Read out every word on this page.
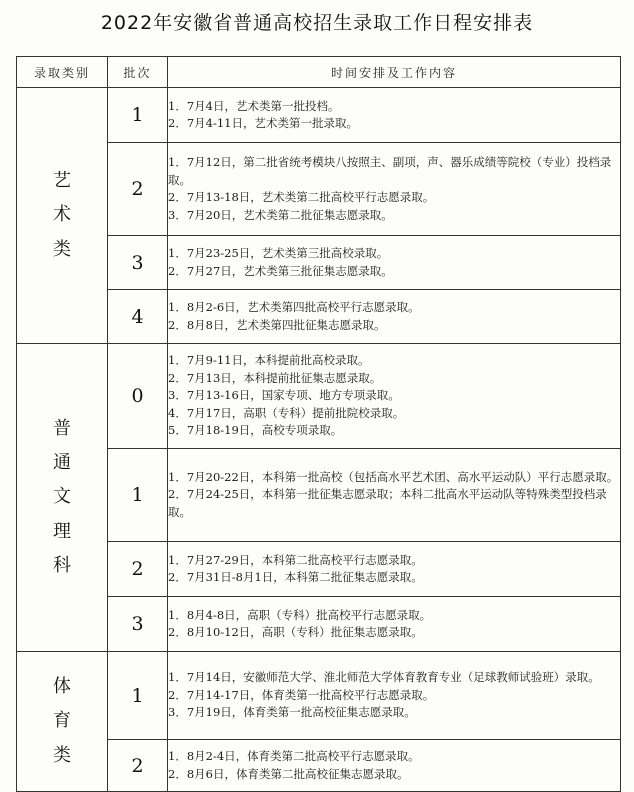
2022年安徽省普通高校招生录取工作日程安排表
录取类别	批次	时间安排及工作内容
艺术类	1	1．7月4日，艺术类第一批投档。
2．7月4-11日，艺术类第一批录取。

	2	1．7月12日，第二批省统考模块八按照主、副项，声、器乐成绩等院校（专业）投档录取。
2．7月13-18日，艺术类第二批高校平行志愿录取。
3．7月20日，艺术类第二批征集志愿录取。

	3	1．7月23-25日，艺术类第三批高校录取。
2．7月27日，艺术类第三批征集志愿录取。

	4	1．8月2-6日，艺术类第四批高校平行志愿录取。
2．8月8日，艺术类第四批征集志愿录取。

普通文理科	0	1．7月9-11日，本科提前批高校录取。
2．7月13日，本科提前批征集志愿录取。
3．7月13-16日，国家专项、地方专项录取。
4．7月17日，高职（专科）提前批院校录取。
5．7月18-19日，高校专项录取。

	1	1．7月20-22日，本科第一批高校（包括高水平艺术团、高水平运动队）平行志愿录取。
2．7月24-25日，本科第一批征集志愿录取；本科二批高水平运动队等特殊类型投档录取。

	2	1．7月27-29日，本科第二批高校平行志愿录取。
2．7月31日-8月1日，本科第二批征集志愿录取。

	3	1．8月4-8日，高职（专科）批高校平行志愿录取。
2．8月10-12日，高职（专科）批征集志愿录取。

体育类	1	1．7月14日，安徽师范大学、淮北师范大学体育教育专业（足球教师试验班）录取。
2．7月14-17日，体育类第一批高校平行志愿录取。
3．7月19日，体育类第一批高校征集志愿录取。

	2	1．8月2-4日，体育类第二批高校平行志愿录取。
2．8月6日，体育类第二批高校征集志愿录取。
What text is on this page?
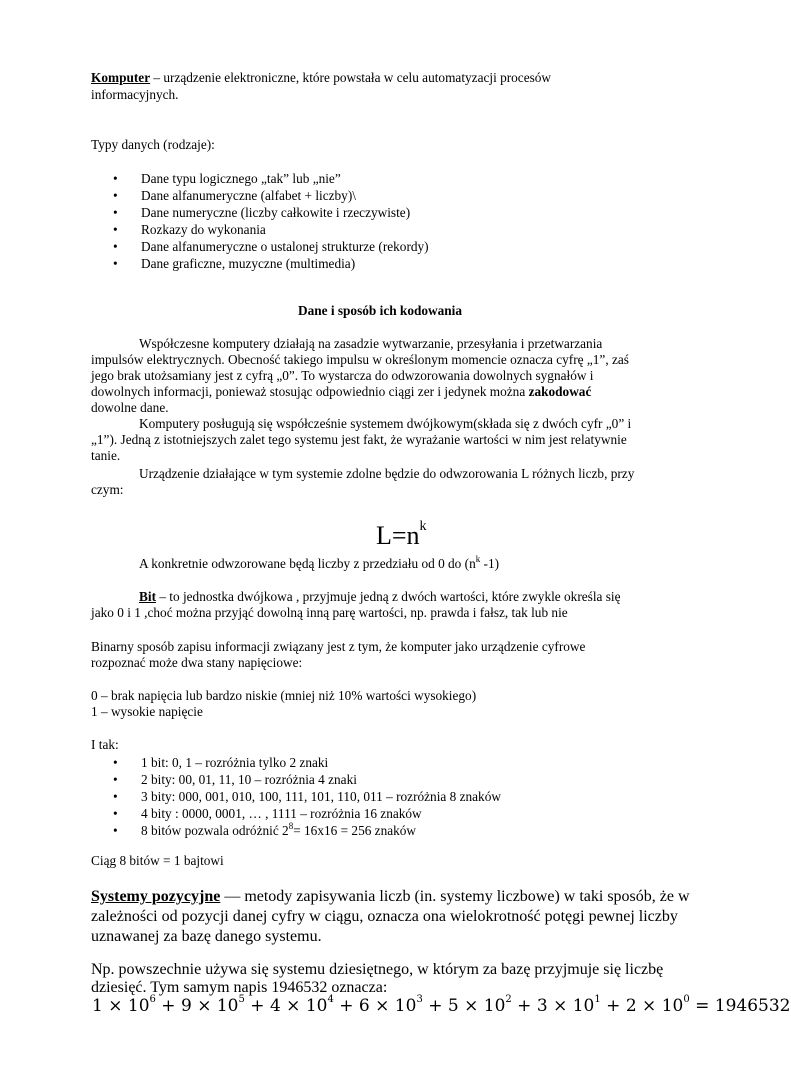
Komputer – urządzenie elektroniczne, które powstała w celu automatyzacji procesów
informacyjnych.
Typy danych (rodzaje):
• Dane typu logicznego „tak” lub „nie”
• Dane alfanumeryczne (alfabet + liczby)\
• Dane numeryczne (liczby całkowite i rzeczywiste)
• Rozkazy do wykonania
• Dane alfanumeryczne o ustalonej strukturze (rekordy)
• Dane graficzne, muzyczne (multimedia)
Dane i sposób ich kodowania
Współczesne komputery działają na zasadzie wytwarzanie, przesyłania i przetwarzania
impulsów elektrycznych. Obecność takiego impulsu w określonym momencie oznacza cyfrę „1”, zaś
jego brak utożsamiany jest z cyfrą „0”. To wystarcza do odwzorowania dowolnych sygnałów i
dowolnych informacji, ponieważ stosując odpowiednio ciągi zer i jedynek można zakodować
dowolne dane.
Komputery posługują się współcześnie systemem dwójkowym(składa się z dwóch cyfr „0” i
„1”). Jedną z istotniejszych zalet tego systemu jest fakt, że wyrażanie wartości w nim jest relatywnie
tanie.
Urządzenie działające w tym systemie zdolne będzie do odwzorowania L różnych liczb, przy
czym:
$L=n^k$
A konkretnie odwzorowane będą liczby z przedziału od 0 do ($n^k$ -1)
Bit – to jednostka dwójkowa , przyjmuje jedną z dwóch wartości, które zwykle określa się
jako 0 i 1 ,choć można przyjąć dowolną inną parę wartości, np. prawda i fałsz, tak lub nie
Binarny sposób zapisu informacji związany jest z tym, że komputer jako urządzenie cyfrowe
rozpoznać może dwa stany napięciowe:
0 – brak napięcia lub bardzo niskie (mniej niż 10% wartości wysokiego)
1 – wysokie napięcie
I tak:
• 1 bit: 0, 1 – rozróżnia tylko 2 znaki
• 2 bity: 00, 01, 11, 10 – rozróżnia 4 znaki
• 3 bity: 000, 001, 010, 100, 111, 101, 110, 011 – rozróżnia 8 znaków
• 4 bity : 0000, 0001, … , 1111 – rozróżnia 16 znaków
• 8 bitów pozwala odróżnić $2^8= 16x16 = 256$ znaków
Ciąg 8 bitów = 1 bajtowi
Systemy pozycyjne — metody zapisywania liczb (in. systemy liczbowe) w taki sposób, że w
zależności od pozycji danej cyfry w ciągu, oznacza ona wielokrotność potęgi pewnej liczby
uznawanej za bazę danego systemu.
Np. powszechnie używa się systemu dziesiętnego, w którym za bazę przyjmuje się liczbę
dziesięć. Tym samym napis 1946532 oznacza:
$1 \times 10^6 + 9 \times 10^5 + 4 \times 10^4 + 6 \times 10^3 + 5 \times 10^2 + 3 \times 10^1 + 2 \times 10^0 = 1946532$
....................
Problem => The listing above must be printed again exactly, minus its pictures.

Output =>
Read out every word on this page.
2022年安徽省普通高校招生录取工作日程安排表
录取类别	批次	时间安排及工作内容
艺术类	1	1．7月4日，艺术类第一批投档。
2．7月4-11日，艺术类第一批录取。

	2	1．7月12日，第二批省统考模块八按照主、副项，声、器乐成绩等院校（专业）投档录取。
2．7月13-18日，艺术类第二批高校平行志愿录取。
3．7月20日，艺术类第二批征集志愿录取。

	3	1．7月23-25日，艺术类第三批高校录取。
2．7月27日，艺术类第三批征集志愿录取。

	4	1．8月2-6日，艺术类第四批高校平行志愿录取。
2．8月8日，艺术类第四批征集志愿录取。

普通文理科	0	1．7月9-11日，本科提前批高校录取。
2．7月13日，本科提前批征集志愿录取。
3．7月13-16日，国家专项、地方专项录取。
4．7月17日，高职（专科）提前批院校录取。
5．7月18-19日，高校专项录取。

	1	1．7月20-22日，本科第一批高校（包括高水平艺术团、高水平运动队）平行志愿录取。
2．7月24-25日，本科第一批征集志愿录取；本科二批高水平运动队等特殊类型投档录取。

	2	1．7月27-29日，本科第二批高校平行志愿录取。
2．7月31日-8月1日，本科第二批征集志愿录取。

	3	1．8月4-8日，高职（专科）批高校平行志愿录取。
2．8月10-12日，高职（专科）批征集志愿录取。

体育类	1	1．7月14日，安徽师范大学、淮北师范大学体育教育专业（足球教师试验班）录取。
2．7月14-17日，体育类第一批高校平行志愿录取。
3．7月19日，体育类第一批高校征集志愿录取。

	2	1．8月2-4日，体育类第二批高校平行志愿录取。
2．8月6日，体育类第二批高校征集志愿录取。
What text is on this page?
Komputer – urządzenie elektroniczne, które powstała w celu automatyzacji procesów
informacyjnych.
Typy danych (rodzaje):
• Dane typu logicznego „tak” lub „nie”
• Dane alfanumeryczne (alfabet + liczby)\
• Dane numeryczne (liczby całkowite i rzeczywiste)
• Rozkazy do wykonania
• Dane alfanumeryczne o ustalonej strukturze (rekordy)
• Dane graficzne, muzyczne (multimedia)
Dane i sposób ich kodowania
Współczesne komputery działają na zasadzie wytwarzanie, przesyłania i przetwarzania
impulsów elektrycznych. Obecność takiego impulsu w określonym momencie oznacza cyfrę „1”, zaś
jego brak utożsamiany jest z cyfrą „0”. To wystarcza do odwzorowania dowolnych sygnałów i
dowolnych informacji, ponieważ stosując odpowiednio ciągi zer i jedynek można zakodować
dowolne dane.
Komputery posługują się współcześnie systemem dwójkowym(składa się z dwóch cyfr „0” i
„1”). Jedną z istotniejszych zalet tego systemu jest fakt, że wyrażanie wartości w nim jest relatywnie
tanie.
Urządzenie działające w tym systemie zdolne będzie do odwzorowania L różnych liczb, przy
czym:
$L=n^k$
A konkretnie odwzorowane będą liczby z przedziału od 0 do ($n^k$ -1)
Bit – to jednostka dwójkowa , przyjmuje jedną z dwóch wartości, które zwykle określa się
jako 0 i 1 ,choć można przyjąć dowolną inną parę wartości, np. prawda i fałsz, tak lub nie
Binarny sposób zapisu informacji związany jest z tym, że komputer jako urządzenie cyfrowe
rozpoznać może dwa stany napięciowe:
0 – brak napięcia lub bardzo niskie (mniej niż 10% wartości wysokiego)
1 – wysokie napięcie
I tak:
• 1 bit: 0, 1 – rozróżnia tylko 2 znaki
• 2 bity: 00, 01, 11, 10 – rozróżnia 4 znaki
• 3 bity: 000, 001, 010, 100, 111, 101, 110, 011 – rozróżnia 8 znaków
• 4 bity : 0000, 0001, … , 1111 – rozróżnia 16 znaków
• 8 bitów pozwala odróżnić $2^8= 16x16 = 256$ znaków
Ciąg 8 bitów = 1 bajtowi
Systemy pozycyjne — metody zapisywania liczb (in. systemy liczbowe) w taki sposób, że w
zależności od pozycji danej cyfry w ciągu, oznacza ona wielokrotność potęgi pewnej liczby
uznawanej za bazę danego systemu.
Np. powszechnie używa się systemu dziesiętnego, w którym za bazę przyjmuje się liczbę
dziesięć. Tym samym napis 1946532 oznacza:
$1 \times 10^6 + 9 \times 10^5 + 4 \times 10^4 + 6 \times 10^3 + 5 \times 10^2 + 3 \times 10^1 + 2 \times 10^0 = 1946532$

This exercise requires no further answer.